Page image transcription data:
———

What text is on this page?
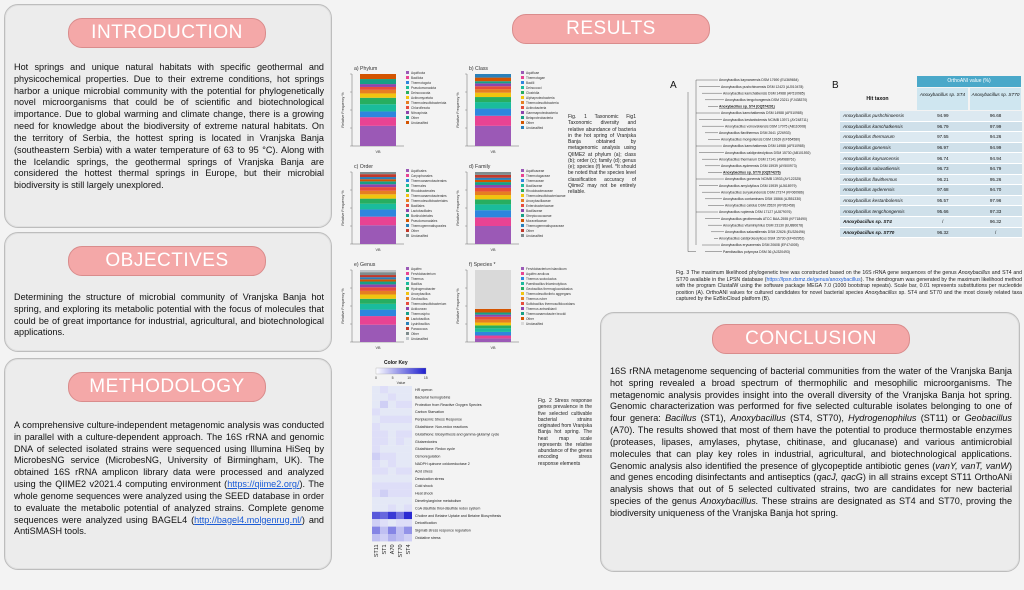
INTRODUCTION
Hot springs and unique natural habitats with specific geothermal and physicochemical properties. Due to their extreme conditions, hot springs harbor a unique microbial community with the potential for phylogenetically novel microorganisms that could be of scientific and biotechnological importance. Due to global warming and climate change, there is a growing need for knowledge about the biodiversity of extreme natural habitats. On the territory of Serbia, the hottest spring is located in Vranjska Banja (southeastern Serbia) with a water temperature of 63 to 95 °C). Along with the Icelandic springs, the geothermal springs of Vranjska Banja are considered the hottest thermal springs in Europe, but their microbial biodiversity is still largely unexplored.
OBJECTIVES
Determining the structure of microbial community of Vranjska Banja hot spring, and exploring its metabolic potential with the focus of molecules that could be of great importance for industrial, agricultural, and biotechnological applications.
METHODOLOGY
A comprehensive culture-independent metagenomic analysis was conducted in parallel with a culture-dependent approach. The 16S rRNA and genomic DNA of selected isolated strains were sequenced using Illumina HiSeq by MicrobesNG service (MicrobesNG, University of Birmingham, UK). The obtained 16S rRNA amplicon library data were processed and analyzed using the QIIME2 v2021.4 computing environment (https://qiime2.org/). The whole genome sequences were analyzed using the SEED database in order to evaluate the metabolic potential of analyzed strains. Complete genome sequences were analyzed using BAGEL4 (http://bagel4.molgenrug.nl/) and AntiSMASH tools.
RESULTS
a) Phylum
Relative Frequency %
VB
Aquificota
Bacillota
Thermotogota
Pseudomonadota
Deinococcota
Actinomycetota
Thermodesulfobacteriota
Chloroflexota
Nitrospirota
Other
Unclassified
b) Class
Relative Frequency %
VB
Aquificae
Thermotogae
Bacilli
Deinococci
Clostridia
Alphaproteobacteria
Thermodesulfobacteria
Actinobacteria
Gammaproteobacteria
Betaproteobacteria
Other
Unclassified
c) Order
Relative Frequency %
VB
Aquificales
Caryophanales
Thermoanaerobacterales
Thermales
Rhodobacterales
Thermoanaerobacterales
Thermodesulfobacteriales
Bacillales
Lactobacillales
Burkholderiales
Pseudomonadales
Thermogemmatisporales
Other
Unclassified
d) Family
Relative Frequency %
VB
Aquificaceae
Thermotogaceae
Thermaceae
Bacillaceae
Rhodobacteraceae
Thermodesulfobacteriaceae
Anoxybacillaceae
Enterobacteriaceae
Bacillaceae
Streptococcaceae
Moraxellaceae
Thermogemmatisporaceae
Other
Unclassified
e) Genus
Relative Frequency %
VB
Aquifex
Fervidobacterium
Thermus
Bacillus
Hydrogenobacter
Anoxybacillus
Geobacillus
Thermodesulfobacterium
Acidovorax
Thermosipho
Lactobacillus
Lysinibacillus
Paracoccus
Other
Unclassified
f) Species *
Relative Frequency %
VB
Fervidobacterium islandicum
Aquifex aeolicus
Thermus scotoductus
Paenibacillus thiaminolyticus
Geobacillus thermoglucosidasius
Thermodesulfovibrio aggregans
Thermus ruber
Sulfobacillus thermosulfidooxidans
Thermus antranikianii
Thermoanaerobacter brockii
Other
Unclassified
Fig. 1 Taxonomic Fig1 Taxonomic diversity and relative abundance of bacteria in the hot spring of Vranjska Banja obtained by metagenomic analysis using QIIME2 at phylum (a); class (b); order (c); family (d); genus (e); species (f) level. *It should be noted that the species level classification accuracy of Qiime2 may not be entirely reliable.
Color Key
0	5	10	15
Value
HR operon
Bacterial hemoglobins
Protection from Reactive Oxygen Species
Carbon Starvation
Periplasmic Stress Response
Glutathione: Non-redox reactions
Glutathione: Biosynthesis and gamma-glutamyl cycle
Glutaredoxins
Glutathione: Redox cycle
Osmoregulation
NADPH quinone oxidoreductase 2
Acid stress
Dessication stress
Cold shock
Heat shock
Dimethylarginine metabolism
CoA disulfide thiol-disulfide redox system
Choline and Betaine Uptake and Betaine Biosynthesis
Detoxification
SigmaB stress responce regulation
Oxidative stress
ST11 ST1 A70 ST70 ST4
Fig. 2 Stress response genes prevalence in the five selected cultivable bacterial strains originated from Vranjska Banja hot spring. The heat map scale represents the relative abundance of the genes encoding stress response elements
A	Anoxybacillus kaynarcensis DSM 17690 (EU369654)
Anoxybacillus pushchinoensis DSM 12423 (AJ010478)
Anoxybacillus kamchatkensis DSM 14988 (AF510985)
Anoxybacillus tengchongensis DSM 23211 (FJ438370)
Anoxybacillus sp. ST4 (OQ574291)
Anoxybacillus kamchatkensis DSM 14988 (AF510985)
Anoxybacillus kestanbolensis NCIMB 13971 (AY248711)
Anoxybacillus voinovskiensis DSM 17075 (AB110008)
Anoxybacillus flavithermus DSM 2641 (Z26933)
Anoxybacillus mongoliensis DSM 19169 (EF654580)
Anoxybacillus kamchatkensis DSM 14988 (AF510985)
Anoxybacillus caldiproteolyticus DSM 15730 (AB101592)
Anoxybacillus thermarum DSM 17141 (AM988761)
Anoxybacillus ayderensis DSM 15939 (AY500973)
Anoxybacillus sp. ST70 (OQ574276)
Anoxybacillus gonensis NCIMB 13933 (AY122325)
Anoxybacillus amylolyticus DSM 15939 (AJ618979)
Anoxybacillus suryakundensis DSM 27374 (KF060986)
Anoxybacillus contaminans DSM 15866 (AJ551330)
Anoxybacillus calidus DSM 25520 (KF952458)
Anoxybacillus rupiensis DSM 17127 (AJ879076)
Anoxybacillus geothermalis ATCC BAA-2555 (KF718490)
Anoxybacillus vitaminiphilus DSM 23130 (EU880678)
Anoxybacillus salavatliensis DSM 22626 (EU326496)
Anoxybacillus caldiproteolyticus DSM 15730 (EF492952)
Anoxybacillus eryuanensis DSM 20608 (EF474005)
Paenibacillus polymyxa DSM 36 (AJ320493)
B	OrthoANI value (%)
Hit taxon
Anoxybacillus sp. ST4	Anoxybacillus sp. ST70
Anoxybacillus pushchinoensis	94.99	96.68
Anoxybacillus kamchatkensis	96.79	97.99
Anoxybacillus thermarum	97.55	94.26
Anoxybacillus gonensis	96.97	94.99
Anoxybacillus kaynarcensis	96.74	94.94
Anoxybacillus salavatliensis	96.73	94.79
Anoxybacillus flavithermus	96.21	95.26
Anoxybacillus ayderensis	97.68	94.70
Anoxybacillus kestanbolensis	95.57	97.96
Anoxybacillus tengchongensis	95.66	97.33
Anoxybacillus sp. ST4	/	96.32
Anoxybacillus sp. ST70	96.32	/
Fig. 3 The maximum likelihood phylogenetic tree was constructed based on the 16S rRNA gene sequences of the genus Anoxybacillus and ST4 and ST70 available in the LPSN database (https://lpsn.dsmz.de/genus/anoxybacillus). The dendrogram was generated by the maximum likelihood method with the program ClustalW using the software package MEGA 7.0 (1000 bootstrap repeats). Scale bar, 0.01 represents substitutions per nucleotide position (A). OrthoANI values for cultured candidates for novel bacterial species Anoxybacillus sp. ST4 and ST70 and the most closely related taxa captured by the EzBioCloud platform (B).
CONCLUSION
16S rRNA metagenome sequencing of bacterial communities from the water of the Vranjska Banja hot spring revealed a broad spectrum of thermophilic and mesophilic microorganisms. The metagenomic analysis provides insight into the overall diversity of the Vranjska Banja hot spring. Genomic characterization was performed for five selected culturable isolates belonging to one of four genera: Bacillus (ST1), Anoxybacillus (ST4, ST70), Hydrogenophilus (ST11) or Geobacillus (A70). The results showed that most of them have the potential to produce thermostable enzymes (proteases, lipases, amylases, phytase, chitinase, and glucanase) and various antimicrobial molecules that can play key roles in industrial, agricultural, and biotechnological applications. Genomic analysis also identified the presence of glycopeptide antibiotic genes (vanY, vanT, vanW) and genes encoding disinfectants and antiseptics (qacJ, qacG) in all strains except ST11 OrthoANi analysis shows that out of 5 selected cultivated strains, two are candidates for new bacterial species of the genus Anoxybacillus. These strains are designated as ST4 and ST70, proving the biodiversity uniqueness of the Vranjska Banja hot spring.
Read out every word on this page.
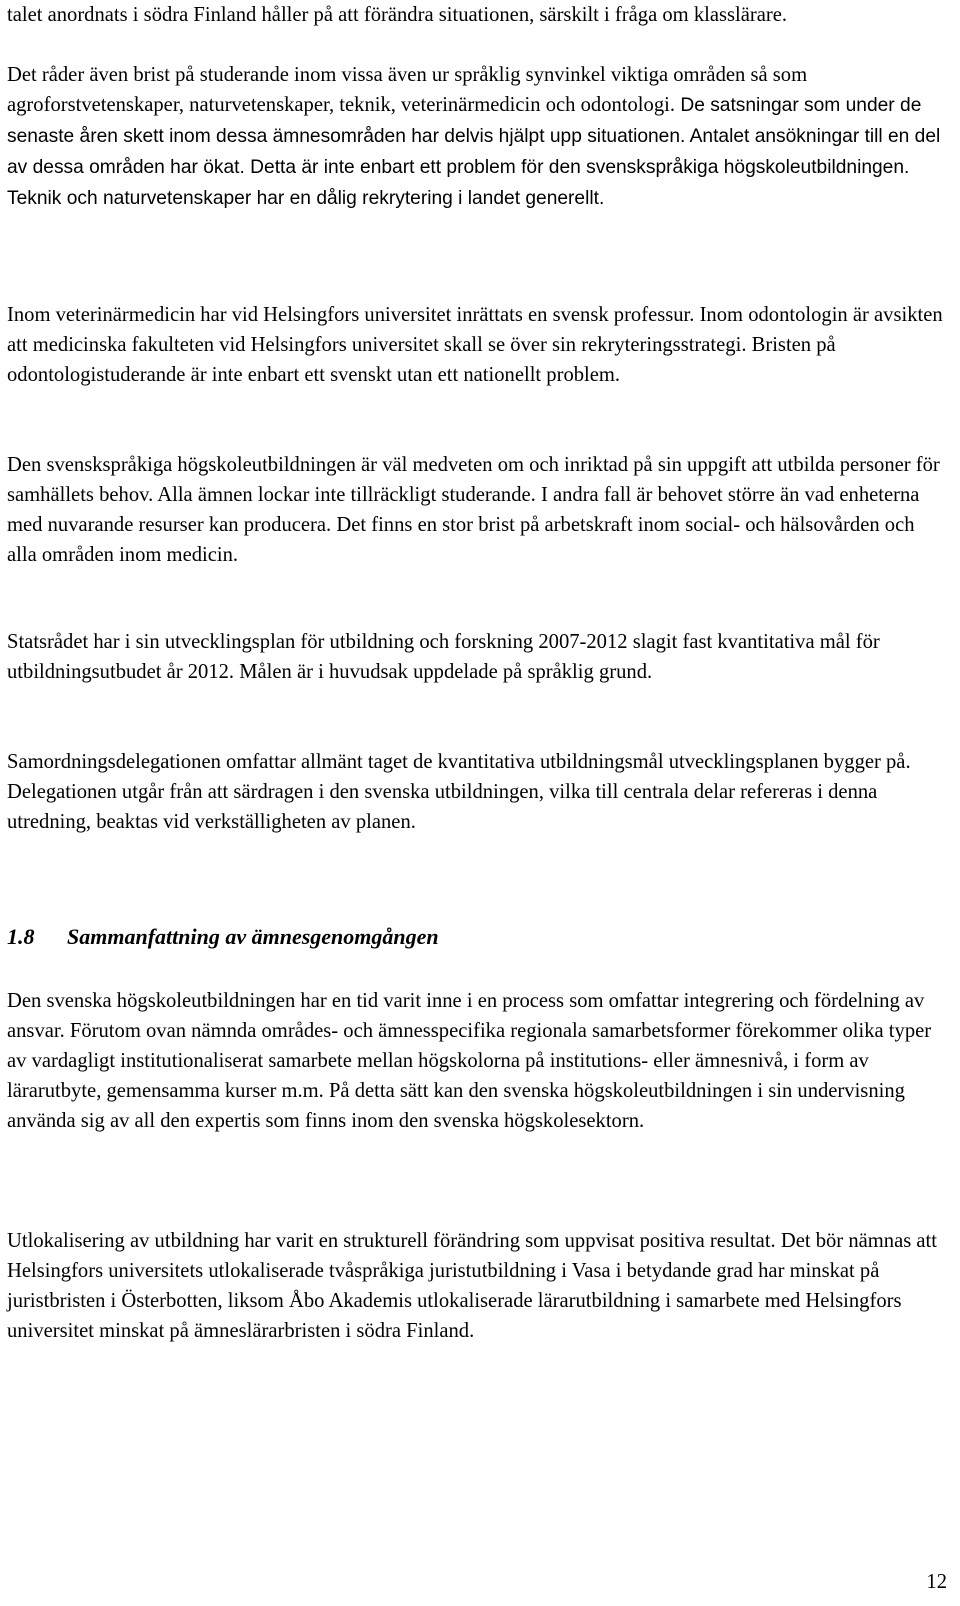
talet anordnats i södra Finland håller på att förändra situationen, särskilt i fråga om klasslärare.

Det råder även brist på studerande inom vissa även ur språklig synvinkel viktiga områden så som agroforstvetenskaper, naturvetenskaper, teknik, veterinärmedicin och odontologi. De satsningar som under de senaste åren skett inom dessa ämnesområden har delvis hjälpt upp situationen. Antalet ansökningar till en del av dessa områden har ökat. Detta är inte enbart ett problem för den svenskspråkiga högskoleutbildningen. Teknik och naturvetenskaper har en dålig rekrytering i landet generellt.

Inom veterinärmedicin har vid Helsingfors universitet inrättats en svensk professur. Inom odontologin är avsikten att medicinska fakulteten vid Helsingfors universitet skall se över sin rekryteringsstrategi. Bristen på odontologistuderande är inte enbart ett svenskt utan ett nationellt problem.

Den svenskspråkiga högskoleutbildningen är väl medveten om och inriktad på sin uppgift att utbilda personer för samhällets behov. Alla ämnen lockar inte tillräckligt studerande. I andra fall är behovet större än vad enheterna med nuvarande resurser kan producera. Det finns en stor brist på arbetskraft inom social- och hälsovården och alla områden inom medicin.

Statsrådet har i sin utvecklingsplan för utbildning och forskning 2007-2012 slagit fast kvantitativa mål för utbildningsutbudet år 2012. Målen är i huvudsak uppdelade på språklig grund.

Samordningsdelegationen omfattar allmänt taget de kvantitativa utbildningsmål utvecklingsplanen bygger på. Delegationen utgår från att särdragen i den svenska utbildningen, vilka till centrala delar refereras i denna utredning, beaktas vid verkställigheten av planen.

1.8 Sammanfattning av ämnesgenomgången

Den svenska högskoleutbildningen har en tid varit inne i en process som omfattar integrering och fördelning av ansvar. Förutom ovan nämnda områdes- och ämnesspecifika regionala samarbetsformer förekommer olika typer av vardagligt institutionaliserat samarbete mellan högskolorna på institutions- eller ämnesnivå, i form av lärarutbyte, gemensamma kurser m.m. På detta sätt kan den svenska högskoleutbildningen i sin undervisning använda sig av all den expertis som finns inom den svenska högskolesektorn.

Utlokalisering av utbildning har varit en strukturell förändring som uppvisat positiva resultat. Det bör nämnas att Helsingfors universitets utlokaliserade tvåspråkiga juristutbildning i Vasa i betydande grad har minskat på juristbristen i Österbotten, liksom Åbo Akademis utlokaliserade lärarutbildning i samarbete med Helsingfors universitet minskat på ämneslärarbristen i södra Finland.

12
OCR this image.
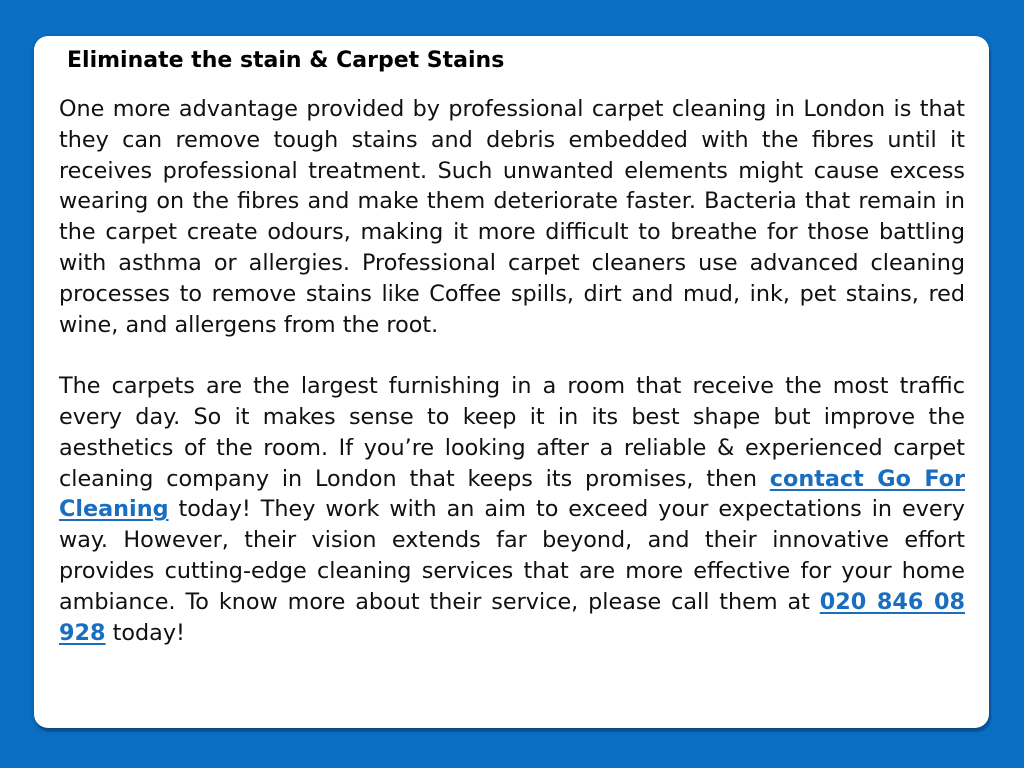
Eliminate the stain & Carpet Stains

One more advantage provided by professional carpet cleaning in London is that they can remove tough stains and debris embedded with the fibres until it receives professional treatment. Such unwanted elements might cause excess wearing on the fibres and make them deteriorate faster. Bacteria that remain in the carpet create odours, making it more difficult to breathe for those battling with asthma or allergies. Professional carpet cleaners use advanced cleaning processes to remove stains like Coffee spills, dirt and mud, ink, pet stains, red wine, and allergens from the root.

The carpets are the largest furnishing in a room that receive the most traffic every day. So it makes sense to keep it in its best shape but improve the aesthetics of the room. If you’re looking after a reliable & experienced carpet cleaning company in London that keeps its promises, then contact Go For Cleaning today! They work with an aim to exceed your expectations in every way. However, their vision extends far beyond, and their innovative effort provides cutting-edge cleaning services that are more effective for your home ambiance. To know more about their service, please call them at 020 846 08 928 today!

———

Instructions for the task ->
Show the lines in the entries above that include the string "analysis".

Your response ->
A comprehensive culture-independent metagenomic analysis was conducted in parallel with a culture-dependent approach. The 16S rRNA and genomic DNA of selected isolated strains were sequenced using Illumina HiSeq by MicrobesNG service (MicrobesNG, University of Birmingham, UK). The obtained 16S rRNA amplicon library data were processed and analyzed using the QIIME2 v2021.4 computing environment (https://qiime2.org/). The whole genome sequences were analyzed using the SEED database in order to evaluate the metabolic potential of analyzed strains. Complete genome sequences were analyzed using BAGEL4 (http://bagel4.molgenrug.nl/) and AntiSMASH tools.
Fig. 1 Taxonomic Fig1 Taxonomic diversity and relative abundance of bacteria in the hot spring of Vranjska Banja obtained by metagenomic analysis using QIIME2 at phylum (a); class (b); order (c); family (d); genus (e); species (f) level. *It should be noted that the species level classification accuracy of Qiime2 may not be entirely reliable.
16S rRNA metagenome sequencing of bacterial communities from the water of the Vranjska Banja hot spring revealed a broad spectrum of thermophilic and mesophilic microorganisms. The metagenomic analysis provides insight into the overall diversity of the Vranjska Banja hot spring. Genomic characterization was performed for five selected culturable isolates belonging to one of four genera: Bacillus (ST1), Anoxybacillus (ST4, ST70), Hydrogenophilus (ST11) or Geobacillus (A70). The results showed that most of them have the potential to produce thermostable enzymes (proteases, lipases, amylases, phytase, chitinase, and glucanase) and various antimicrobial molecules that can play key roles in industrial, agricultural, and biotechnological applications. Genomic analysis also identified the presence of glycopeptide antibiotic genes (vanY, vanT, vanW) and genes encoding disinfectants and antiseptics (qacJ, qacG) in all strains except ST11 OrthoANi analysis shows that out of 5 selected cultivated strains, two are candidates for new bacterial species of the genus Anoxybacillus. These strains are designated as ST4 and ST70, proving the biodiversity uniqueness of the Vranjska Banja hot spring.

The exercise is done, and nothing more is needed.